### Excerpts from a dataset
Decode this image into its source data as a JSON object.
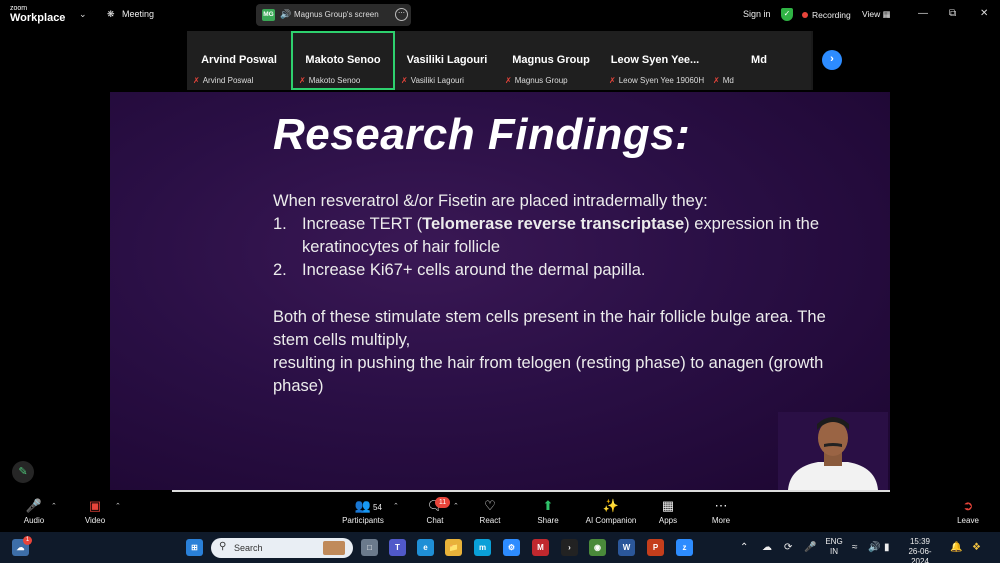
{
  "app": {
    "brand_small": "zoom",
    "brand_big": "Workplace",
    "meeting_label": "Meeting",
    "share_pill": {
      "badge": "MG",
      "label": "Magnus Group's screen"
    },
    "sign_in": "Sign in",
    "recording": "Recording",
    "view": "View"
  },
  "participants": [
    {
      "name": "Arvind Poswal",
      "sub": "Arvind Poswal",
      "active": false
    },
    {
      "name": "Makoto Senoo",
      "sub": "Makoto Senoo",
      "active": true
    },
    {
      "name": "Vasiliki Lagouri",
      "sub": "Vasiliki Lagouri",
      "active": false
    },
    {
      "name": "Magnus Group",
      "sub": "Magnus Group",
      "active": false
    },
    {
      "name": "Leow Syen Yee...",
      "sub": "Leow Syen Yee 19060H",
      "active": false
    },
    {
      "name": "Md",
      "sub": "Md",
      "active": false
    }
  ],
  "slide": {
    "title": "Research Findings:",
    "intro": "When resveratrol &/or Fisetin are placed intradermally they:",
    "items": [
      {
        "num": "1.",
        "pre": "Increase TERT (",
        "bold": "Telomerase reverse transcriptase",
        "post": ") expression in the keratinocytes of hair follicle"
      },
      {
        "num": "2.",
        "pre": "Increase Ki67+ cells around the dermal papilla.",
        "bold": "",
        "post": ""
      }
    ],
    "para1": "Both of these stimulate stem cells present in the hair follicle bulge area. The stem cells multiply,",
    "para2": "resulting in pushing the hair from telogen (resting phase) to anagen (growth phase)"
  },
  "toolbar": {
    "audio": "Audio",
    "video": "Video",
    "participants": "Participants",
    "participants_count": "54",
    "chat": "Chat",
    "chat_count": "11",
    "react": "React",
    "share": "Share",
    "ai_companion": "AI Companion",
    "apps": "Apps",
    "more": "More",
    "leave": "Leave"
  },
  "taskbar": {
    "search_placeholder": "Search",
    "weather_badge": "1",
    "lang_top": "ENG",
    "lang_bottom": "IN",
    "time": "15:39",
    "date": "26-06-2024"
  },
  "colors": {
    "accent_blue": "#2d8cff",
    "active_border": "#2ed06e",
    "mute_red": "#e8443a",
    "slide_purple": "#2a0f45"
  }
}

### Work required
Please tally every line of the entries that holds "cells" and answer with that figure alone.

### Exercise answer
2